##### Supplied material #####
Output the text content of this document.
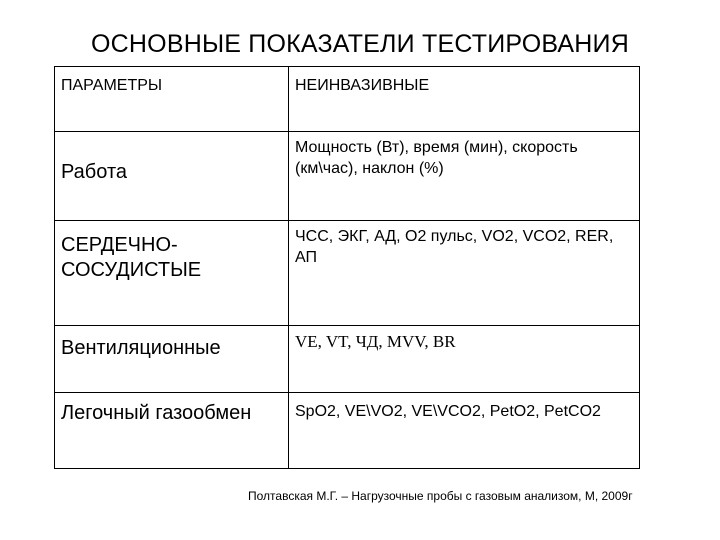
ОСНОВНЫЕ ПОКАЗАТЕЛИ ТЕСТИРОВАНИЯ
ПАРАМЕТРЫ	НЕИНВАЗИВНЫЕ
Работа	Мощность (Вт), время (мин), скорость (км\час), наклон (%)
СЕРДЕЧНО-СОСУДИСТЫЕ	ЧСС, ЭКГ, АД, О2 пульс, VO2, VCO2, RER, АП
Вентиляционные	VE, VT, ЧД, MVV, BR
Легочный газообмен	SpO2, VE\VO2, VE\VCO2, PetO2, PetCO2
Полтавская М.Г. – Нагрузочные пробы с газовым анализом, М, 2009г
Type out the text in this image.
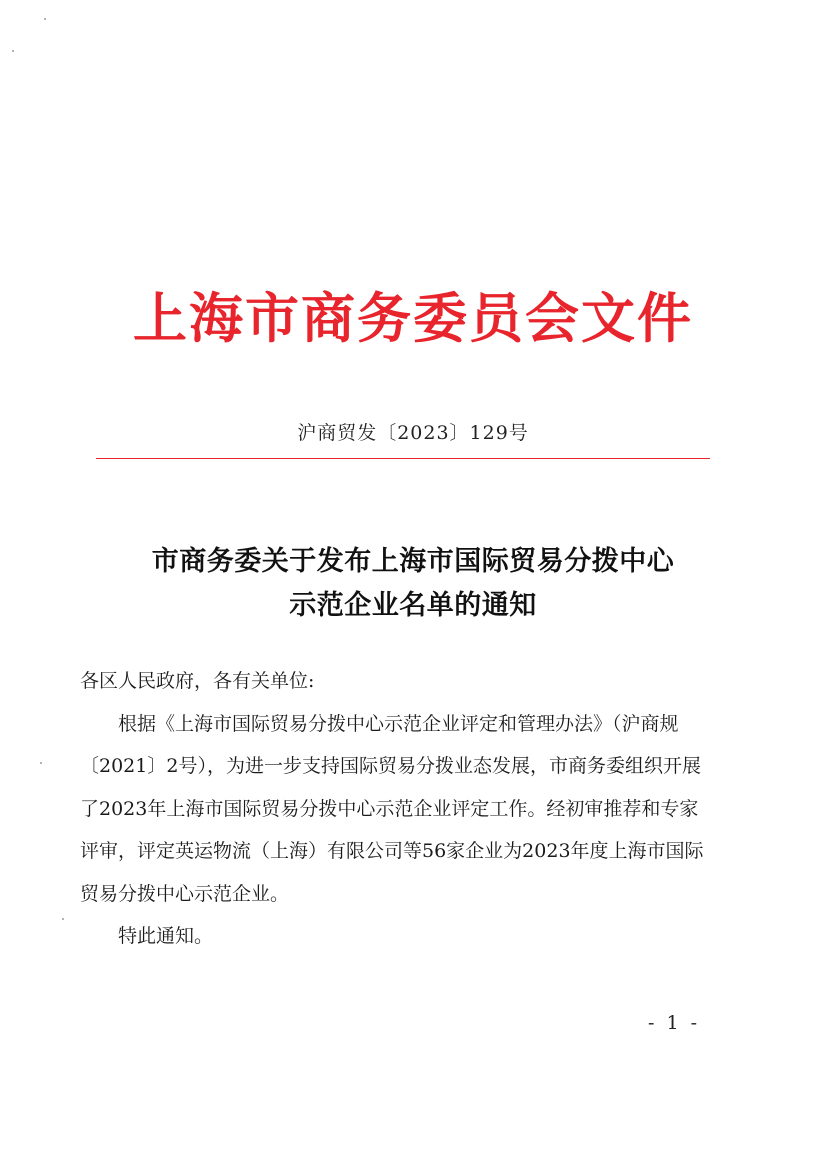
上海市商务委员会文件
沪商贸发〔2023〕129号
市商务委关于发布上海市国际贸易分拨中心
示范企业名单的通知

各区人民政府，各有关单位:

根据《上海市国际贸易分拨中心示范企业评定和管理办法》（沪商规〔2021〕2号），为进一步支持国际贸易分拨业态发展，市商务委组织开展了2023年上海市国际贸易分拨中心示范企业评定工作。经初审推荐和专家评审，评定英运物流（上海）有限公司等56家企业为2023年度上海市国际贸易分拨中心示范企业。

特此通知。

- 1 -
#####
What is needed »
Your task is to return the entries above exactly, with no pictures.

Response to the exercise »
Output the text content of this document.
ОСНОВНЫЕ ПОКАЗАТЕЛИ ТЕСТИРОВАНИЯ
ПАРАМЕТРЫ	НЕИНВАЗИВНЫЕ
Работа	Мощность (Вт), время (мин), скорость (км\час), наклон (%)
СЕРДЕЧНО-СОСУДИСТЫЕ	ЧСС, ЭКГ, АД, О2 пульс, VO2, VCO2, RER, АП
Вентиляционные	VE, VT, ЧД, MVV, BR
Легочный газообмен	SpO2, VE\VO2, VE\VCO2, PetO2, PetCO2
Полтавская М.Г. – Нагрузочные пробы с газовым анализом, М, 2009г
Type out the text in this image.
上海市商务委员会文件
沪商贸发〔2023〕129号
市商务委关于发布上海市国际贸易分拨中心
示范企业名单的通知

各区人民政府，各有关单位:

根据《上海市国际贸易分拨中心示范企业评定和管理办法》（沪商规〔2021〕2号），为进一步支持国际贸易分拨业态发展，市商务委组织开展了2023年上海市国际贸易分拨中心示范企业评定工作。经初审推荐和专家评审，评定英运物流（上海）有限公司等56家企业为2023年度上海市国际贸易分拨中心示范企业。

特此通知。

- 1 -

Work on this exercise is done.